## Instruction
Restate each line word for word. Leave out every picture.

## Records provided

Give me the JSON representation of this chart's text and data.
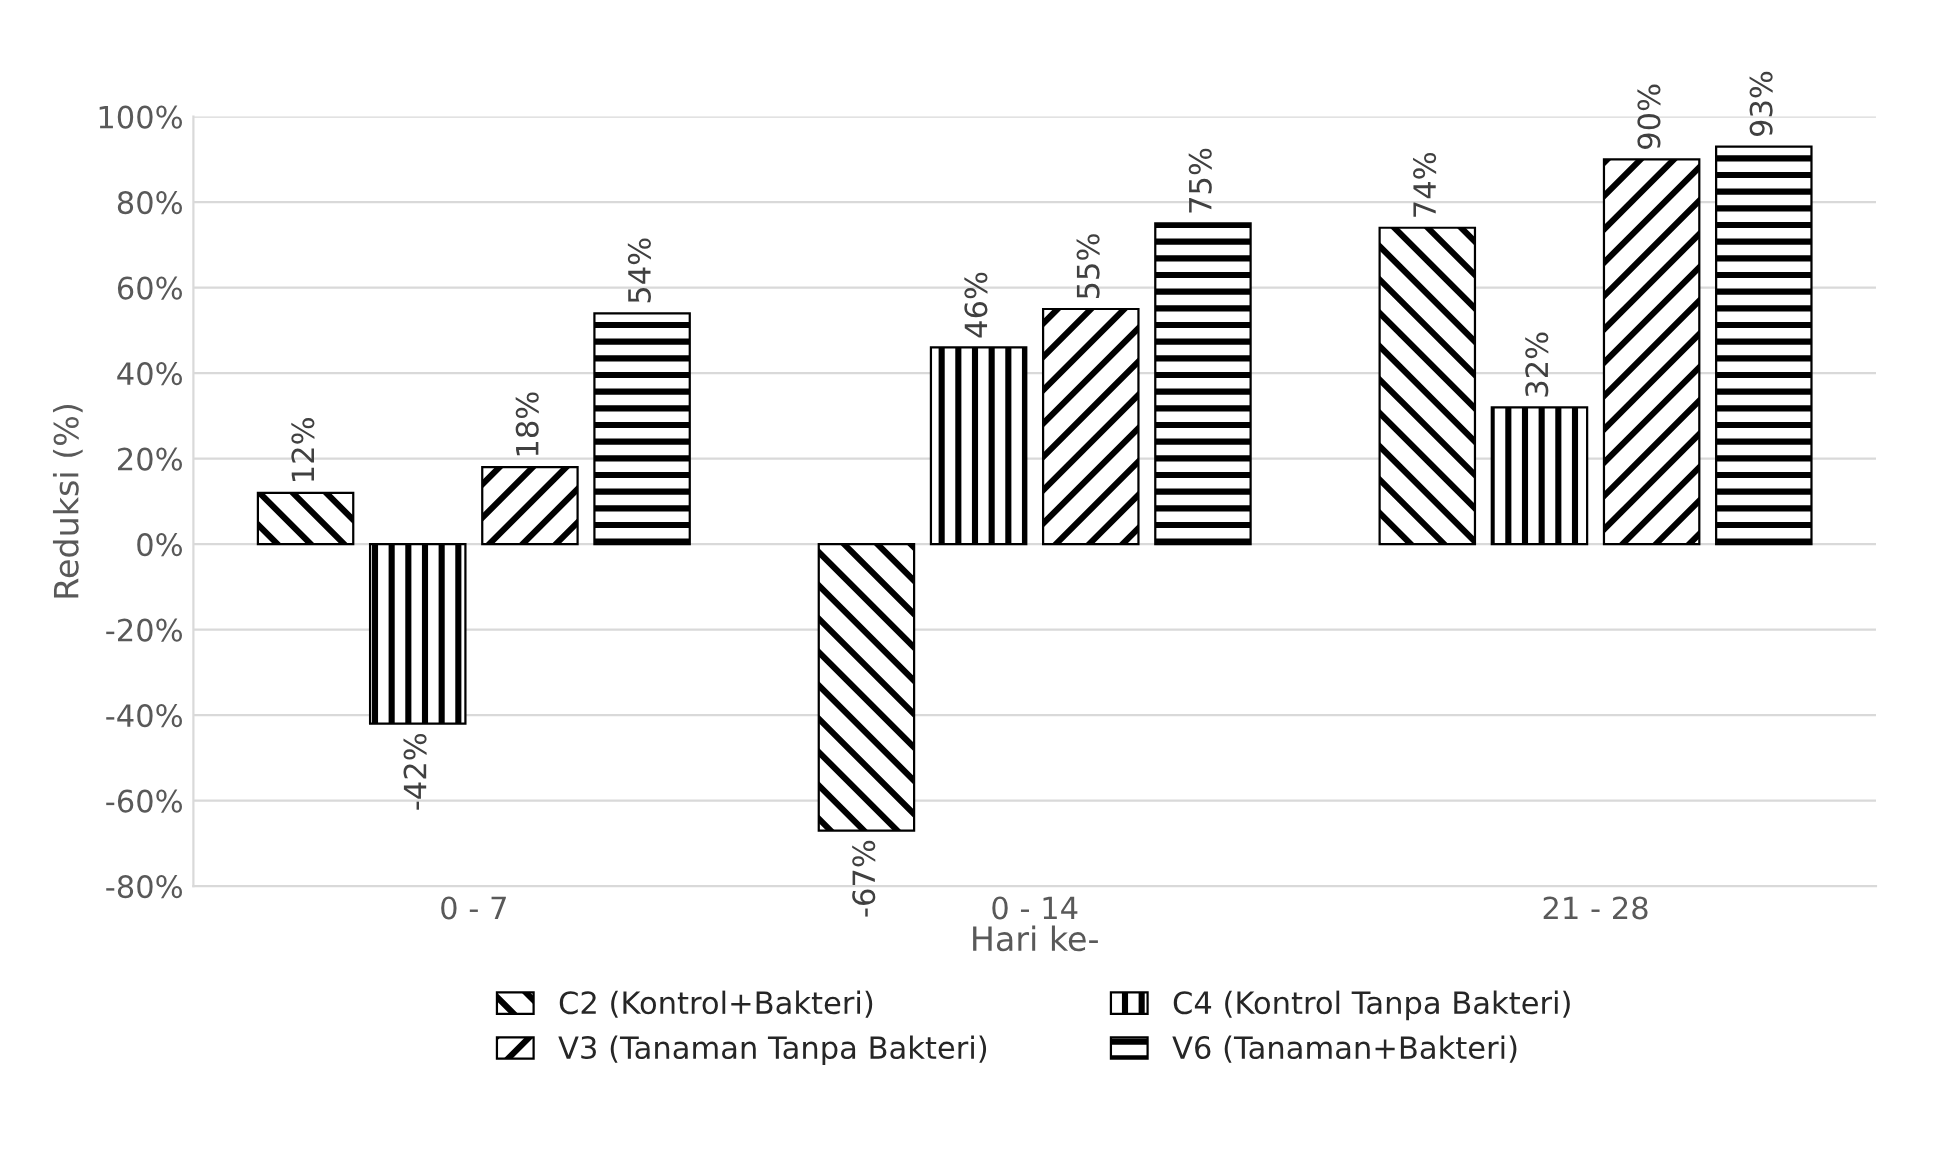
{
  "chart_data": {
    "type": "bar",
    "xlabel": "Hari ke-",
    "ylabel": "Reduksi (%)",
    "categories": [
      "0 - 7",
      "0 - 14",
      "21 - 28"
    ],
    "series": [
      {
        "name": "C2 (Kontrol+Bakteri)",
        "color": "#000000",
        "values": [
          12,
          -67,
          74
        ],
        "value_labels": [
          "12%",
          "-67%",
          "74%"
        ]
      },
      {
        "name": "C4 (Kontrol Tanpa Bakteri)",
        "color": "#000000",
        "values": [
          -42,
          46,
          32
        ],
        "value_labels": [
          "-42%",
          "46%",
          "32%"
        ]
      },
      {
        "name": "V3 (Tanaman Tanpa Bakteri)",
        "color": "#000000",
        "values": [
          18,
          55,
          90
        ],
        "value_labels": [
          "18%",
          "55%",
          "90%"
        ]
      },
      {
        "name": "V6 (Tanaman+Bakteri)",
        "color": "#000000",
        "values": [
          54,
          75,
          93
        ],
        "value_labels": [
          "54%",
          "75%",
          "93%"
        ]
      }
    ],
    "ylim": [
      -80,
      100
    ],
    "yticks": [
      {
        "value": -80,
        "label": "-80%"
      },
      {
        "value": -60,
        "label": "-60%"
      },
      {
        "value": -40,
        "label": "-40%"
      },
      {
        "value": -20,
        "label": "-20%"
      },
      {
        "value": 0,
        "label": "0%"
      },
      {
        "value": 20,
        "label": "20%"
      },
      {
        "value": 40,
        "label": "40%"
      },
      {
        "value": 60,
        "label": "60%"
      },
      {
        "value": 80,
        "label": "80%"
      },
      {
        "value": 100,
        "label": "100%"
      }
    ],
    "grid": "y",
    "legend": "bottom"
  }
}
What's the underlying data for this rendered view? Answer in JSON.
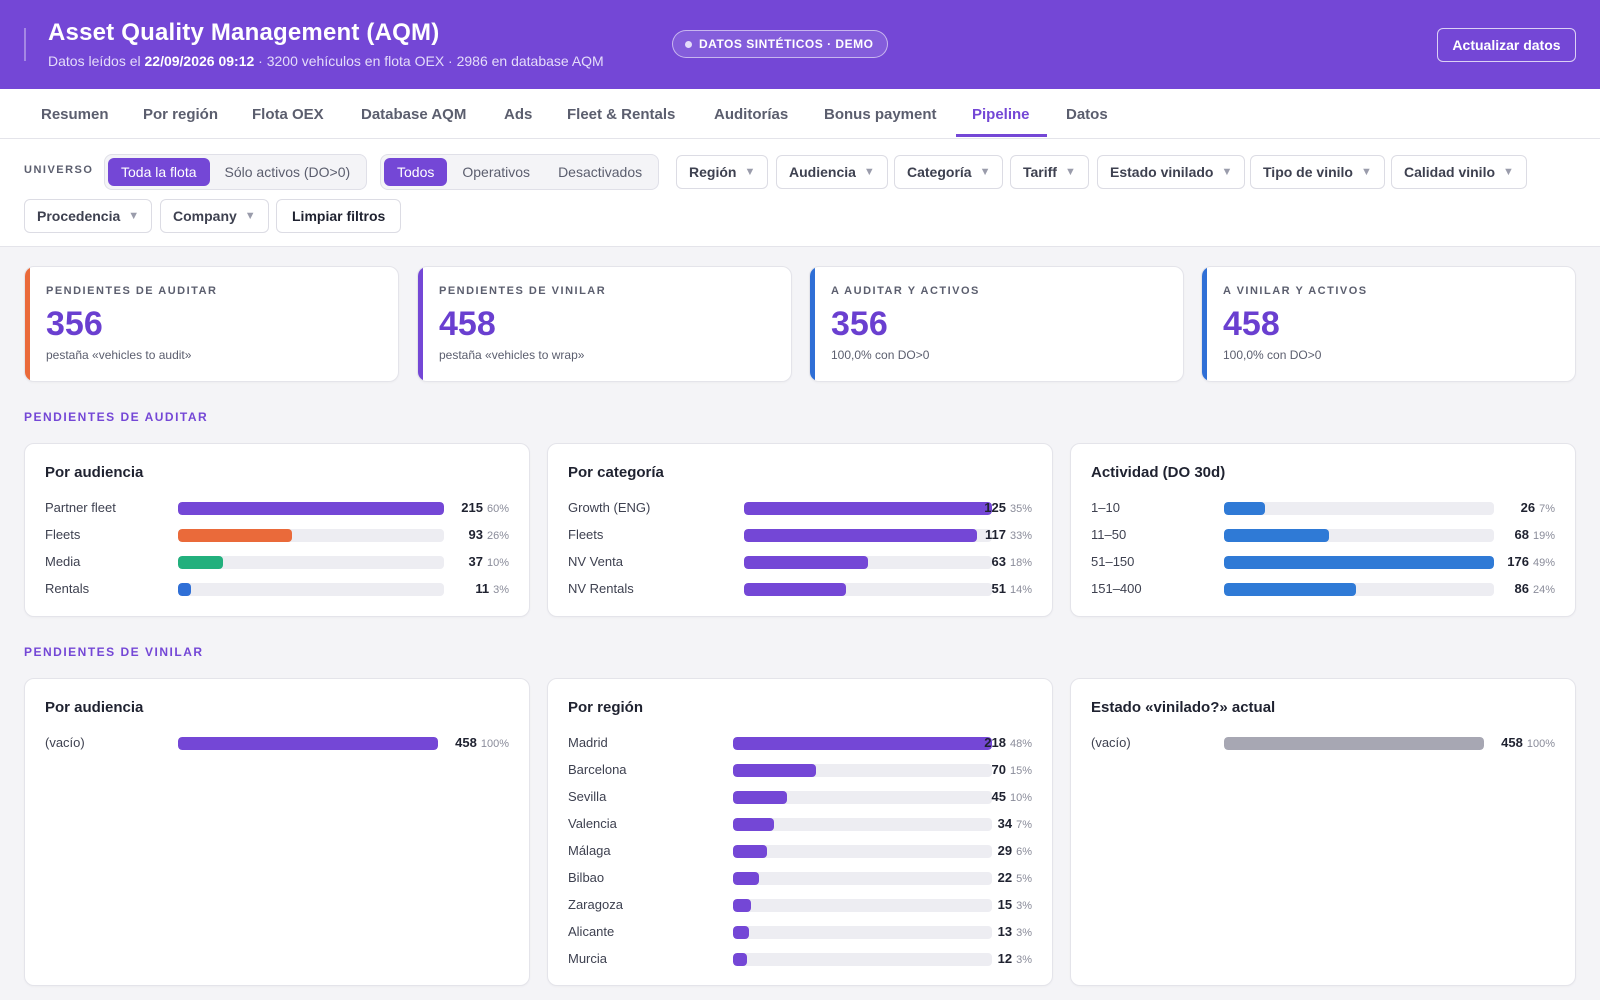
{
  "header": {
    "title": "Asset Quality Management (AQM)",
    "subtitle_prefix": "Datos leídos el",
    "subtitle_date": "22/09/2026 09:12",
    "subtitle_suffix": "· 3200 vehículos en flota OEX · 2986 en database AQM",
    "badge": "DATOS SINTÉTICOS · DEMO",
    "refresh_label": "Actualizar datos"
  },
  "tabs": [
    {
      "label": "Resumen"
    },
    {
      "label": "Por región"
    },
    {
      "label": "Flota OEX"
    },
    {
      "label": "Database AQM"
    },
    {
      "label": "Ads"
    },
    {
      "label": "Fleet & Rentals"
    },
    {
      "label": "Auditorías"
    },
    {
      "label": "Bonus payment"
    },
    {
      "label": "Pipeline",
      "active": true
    },
    {
      "label": "Datos"
    }
  ],
  "filters": {
    "universe_label": "UNIVERSO",
    "universe_options": [
      "Toda la flota",
      "Sólo activos (DO>0)"
    ],
    "universe_selected": "Toda la flota",
    "status_options": [
      "Todos",
      "Operativos",
      "Desactivados"
    ],
    "status_selected": "Todos",
    "dropdowns": [
      "Región",
      "Audiencia",
      "Categoría",
      "Tariff",
      "Estado vinilado",
      "Tipo de vinilo",
      "Calidad vinilo",
      "Procedencia",
      "Company"
    ],
    "clear_label": "Limpiar filtros"
  },
  "kpis": [
    {
      "label": "PENDIENTES DE AUDITAR",
      "value": "356",
      "note": "pestaña «vehicles to audit»",
      "color": "#ea6a3a"
    },
    {
      "label": "PENDIENTES DE VINILAR",
      "value": "458",
      "note": "pestaña «vehicles to wrap»",
      "color": "#7447d6"
    },
    {
      "label": "A AUDITAR Y ACTIVOS",
      "value": "356",
      "note": "100,0% con DO>0",
      "color": "#2f6fd6"
    },
    {
      "label": "A VINILAR Y ACTIVOS",
      "value": "458",
      "note": "100,0% con DO>0",
      "color": "#2f6fd6"
    }
  ],
  "sections": {
    "audit": "PENDIENTES DE AUDITAR",
    "wrap": "PENDIENTES DE VINILAR"
  },
  "panels": [
    {
      "title": "Por audiencia",
      "rows": [
        {
          "label": "Partner fleet",
          "value": "215",
          "pct": "60%",
          "fill": 1.0,
          "color": "#7447d6"
        },
        {
          "label": "Fleets",
          "value": "93",
          "pct": "26%",
          "fill": 0.43,
          "color": "#ea6a3a"
        },
        {
          "label": "Media",
          "value": "37",
          "pct": "10%",
          "fill": 0.17,
          "color": "#22b07d"
        },
        {
          "label": "Rentals",
          "value": "11",
          "pct": "3%",
          "fill": 0.05,
          "color": "#2f6fd6"
        }
      ]
    },
    {
      "title": "Por categoría",
      "rows": [
        {
          "label": "Growth (ENG)",
          "value": "125",
          "pct": "35%",
          "fill": 1.0,
          "color": "#7447d6"
        },
        {
          "label": "Fleets",
          "value": "117",
          "pct": "33%",
          "fill": 0.94,
          "color": "#7447d6"
        },
        {
          "label": "NV Venta",
          "value": "63",
          "pct": "18%",
          "fill": 0.5,
          "color": "#7447d6"
        },
        {
          "label": "NV Rentals",
          "value": "51",
          "pct": "14%",
          "fill": 0.41,
          "color": "#7447d6"
        }
      ]
    },
    {
      "title": "Actividad (DO 30d)",
      "rows": [
        {
          "label": "1–10",
          "value": "26",
          "pct": "7%",
          "fill": 0.15,
          "color": "#2f7ad6"
        },
        {
          "label": "11–50",
          "value": "68",
          "pct": "19%",
          "fill": 0.39,
          "color": "#2f7ad6"
        },
        {
          "label": "51–150",
          "value": "176",
          "pct": "49%",
          "fill": 1.0,
          "color": "#2f7ad6"
        },
        {
          "label": "151–400",
          "value": "86",
          "pct": "24%",
          "fill": 0.49,
          "color": "#2f7ad6"
        }
      ]
    },
    {
      "title": "Por audiencia",
      "rows": [
        {
          "label": "(vacío)",
          "value": "458",
          "pct": "100%",
          "fill": 1.0,
          "color": "#7447d6"
        }
      ]
    },
    {
      "title": "Por región",
      "rows": [
        {
          "label": "Madrid",
          "value": "218",
          "pct": "48%",
          "fill": 1.0,
          "color": "#7447d6"
        },
        {
          "label": "Barcelona",
          "value": "70",
          "pct": "15%",
          "fill": 0.32,
          "color": "#7447d6"
        },
        {
          "label": "Sevilla",
          "value": "45",
          "pct": "10%",
          "fill": 0.21,
          "color": "#7447d6"
        },
        {
          "label": "Valencia",
          "value": "34",
          "pct": "7%",
          "fill": 0.16,
          "color": "#7447d6"
        },
        {
          "label": "Málaga",
          "value": "29",
          "pct": "6%",
          "fill": 0.13,
          "color": "#7447d6"
        },
        {
          "label": "Bilbao",
          "value": "22",
          "pct": "5%",
          "fill": 0.1,
          "color": "#7447d6"
        },
        {
          "label": "Zaragoza",
          "value": "15",
          "pct": "3%",
          "fill": 0.07,
          "color": "#7447d6"
        },
        {
          "label": "Alicante",
          "value": "13",
          "pct": "3%",
          "fill": 0.06,
          "color": "#7447d6"
        },
        {
          "label": "Murcia",
          "value": "12",
          "pct": "3%",
          "fill": 0.055,
          "color": "#7447d6"
        }
      ]
    },
    {
      "title": "Estado «vinilado?» actual",
      "rows": [
        {
          "label": "(vacío)",
          "value": "458",
          "pct": "100%",
          "fill": 1.0,
          "color": "#a7a7b3"
        }
      ]
    }
  ]
}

## Output of the task
Give me the JSON representation of this chart's text and data.
{
  "chart_data": {
    "type": "bar",
    "xlabel": "Hari ke-",
    "ylabel": "Reduksi (%)",
    "categories": [
      "0 - 7",
      "0 - 14",
      "21 - 28"
    ],
    "series": [
      {
        "name": "C2 (Kontrol+Bakteri)",
        "color": "#000000",
        "values": [
          12,
          -67,
          74
        ],
        "value_labels": [
          "12%",
          "-67%",
          "74%"
        ]
      },
      {
        "name": "C4 (Kontrol Tanpa Bakteri)",
        "color": "#000000",
        "values": [
          -42,
          46,
          32
        ],
        "value_labels": [
          "-42%",
          "46%",
          "32%"
        ]
      },
      {
        "name": "V3 (Tanaman Tanpa Bakteri)",
        "color": "#000000",
        "values": [
          18,
          55,
          90
        ],
        "value_labels": [
          "18%",
          "55%",
          "90%"
        ]
      },
      {
        "name": "V6 (Tanaman+Bakteri)",
        "color": "#000000",
        "values": [
          54,
          75,
          93
        ],
        "value_labels": [
          "54%",
          "75%",
          "93%"
        ]
      }
    ],
    "ylim": [
      -80,
      100
    ],
    "yticks": [
      {
        "value": -80,
        "label": "-80%"
      },
      {
        "value": -60,
        "label": "-60%"
      },
      {
        "value": -40,
        "label": "-40%"
      },
      {
        "value": -20,
        "label": "-20%"
      },
      {
        "value": 0,
        "label": "0%"
      },
      {
        "value": 20,
        "label": "20%"
      },
      {
        "value": 40,
        "label": "40%"
      },
      {
        "value": 60,
        "label": "60%"
      },
      {
        "value": 80,
        "label": "80%"
      },
      {
        "value": 100,
        "label": "100%"
      }
    ],
    "grid": "y",
    "legend": "bottom"
  }
}
What's the underlying data for this rendered view? Answer in JSON.
{
  "header": {
    "title": "Asset Quality Management (AQM)",
    "subtitle_prefix": "Datos leídos el",
    "subtitle_date": "22/09/2026 09:12",
    "subtitle_suffix": "· 3200 vehículos en flota OEX · 2986 en database AQM",
    "badge": "DATOS SINTÉTICOS · DEMO",
    "refresh_label": "Actualizar datos"
  },
  "tabs": [
    {
      "label": "Resumen"
    },
    {
      "label": "Por región"
    },
    {
      "label": "Flota OEX"
    },
    {
      "label": "Database AQM"
    },
    {
      "label": "Ads"
    },
    {
      "label": "Fleet & Rentals"
    },
    {
      "label": "Auditorías"
    },
    {
      "label": "Bonus payment"
    },
    {
      "label": "Pipeline",
      "active": true
    },
    {
      "label": "Datos"
    }
  ],
  "filters": {
    "universe_label": "UNIVERSO",
    "universe_options": [
      "Toda la flota",
      "Sólo activos (DO>0)"
    ],
    "universe_selected": "Toda la flota",
    "status_options": [
      "Todos",
      "Operativos",
      "Desactivados"
    ],
    "status_selected": "Todos",
    "dropdowns": [
      "Región",
      "Audiencia",
      "Categoría",
      "Tariff",
      "Estado vinilado",
      "Tipo de vinilo",
      "Calidad vinilo",
      "Procedencia",
      "Company"
    ],
    "clear_label": "Limpiar filtros"
  },
  "kpis": [
    {
      "label": "PENDIENTES DE AUDITAR",
      "value": "356",
      "note": "pestaña «vehicles to audit»",
      "color": "#ea6a3a"
    },
    {
      "label": "PENDIENTES DE VINILAR",
      "value": "458",
      "note": "pestaña «vehicles to wrap»",
      "color": "#7447d6"
    },
    {
      "label": "A AUDITAR Y ACTIVOS",
      "value": "356",
      "note": "100,0% con DO>0",
      "color": "#2f6fd6"
    },
    {
      "label": "A VINILAR Y ACTIVOS",
      "value": "458",
      "note": "100,0% con DO>0",
      "color": "#2f6fd6"
    }
  ],
  "sections": {
    "audit": "PENDIENTES DE AUDITAR",
    "wrap": "PENDIENTES DE VINILAR"
  },
  "panels": [
    {
      "title": "Por audiencia",
      "rows": [
        {
          "label": "Partner fleet",
          "value": "215",
          "pct": "60%",
          "fill": 1.0,
          "color": "#7447d6"
        },
        {
          "label": "Fleets",
          "value": "93",
          "pct": "26%",
          "fill": 0.43,
          "color": "#ea6a3a"
        },
        {
          "label": "Media",
          "value": "37",
          "pct": "10%",
          "fill": 0.17,
          "color": "#22b07d"
        },
        {
          "label": "Rentals",
          "value": "11",
          "pct": "3%",
          "fill": 0.05,
          "color": "#2f6fd6"
        }
      ]
    },
    {
      "title": "Por categoría",
      "rows": [
        {
          "label": "Growth (ENG)",
          "value": "125",
          "pct": "35%",
          "fill": 1.0,
          "color": "#7447d6"
        },
        {
          "label": "Fleets",
          "value": "117",
          "pct": "33%",
          "fill": 0.94,
          "color": "#7447d6"
        },
        {
          "label": "NV Venta",
          "value": "63",
          "pct": "18%",
          "fill": 0.5,
          "color": "#7447d6"
        },
        {
          "label": "NV Rentals",
          "value": "51",
          "pct": "14%",
          "fill": 0.41,
          "color": "#7447d6"
        }
      ]
    },
    {
      "title": "Actividad (DO 30d)",
      "rows": [
        {
          "label": "1–10",
          "value": "26",
          "pct": "7%",
          "fill": 0.15,
          "color": "#2f7ad6"
        },
        {
          "label": "11–50",
          "value": "68",
          "pct": "19%",
          "fill": 0.39,
          "color": "#2f7ad6"
        },
        {
          "label": "51–150",
          "value": "176",
          "pct": "49%",
          "fill": 1.0,
          "color": "#2f7ad6"
        },
        {
          "label": "151–400",
          "value": "86",
          "pct": "24%",
          "fill": 0.49,
          "color": "#2f7ad6"
        }
      ]
    },
    {
      "title": "Por audiencia",
      "rows": [
        {
          "label": "(vacío)",
          "value": "458",
          "pct": "100%",
          "fill": 1.0,
          "color": "#7447d6"
        }
      ]
    },
    {
      "title": "Por región",
      "rows": [
        {
          "label": "Madrid",
          "value": "218",
          "pct": "48%",
          "fill": 1.0,
          "color": "#7447d6"
        },
        {
          "label": "Barcelona",
          "value": "70",
          "pct": "15%",
          "fill": 0.32,
          "color": "#7447d6"
        },
        {
          "label": "Sevilla",
          "value": "45",
          "pct": "10%",
          "fill": 0.21,
          "color": "#7447d6"
        },
        {
          "label": "Valencia",
          "value": "34",
          "pct": "7%",
          "fill": 0.16,
          "color": "#7447d6"
        },
        {
          "label": "Málaga",
          "value": "29",
          "pct": "6%",
          "fill": 0.13,
          "color": "#7447d6"
        },
        {
          "label": "Bilbao",
          "value": "22",
          "pct": "5%",
          "fill": 0.1,
          "color": "#7447d6"
        },
        {
          "label": "Zaragoza",
          "value": "15",
          "pct": "3%",
          "fill": 0.07,
          "color": "#7447d6"
        },
        {
          "label": "Alicante",
          "value": "13",
          "pct": "3%",
          "fill": 0.06,
          "color": "#7447d6"
        },
        {
          "label": "Murcia",
          "value": "12",
          "pct": "3%",
          "fill": 0.055,
          "color": "#7447d6"
        }
      ]
    },
    {
      "title": "Estado «vinilado?» actual",
      "rows": [
        {
          "label": "(vacío)",
          "value": "458",
          "pct": "100%",
          "fill": 1.0,
          "color": "#a7a7b3"
        }
      ]
    }
  ]
}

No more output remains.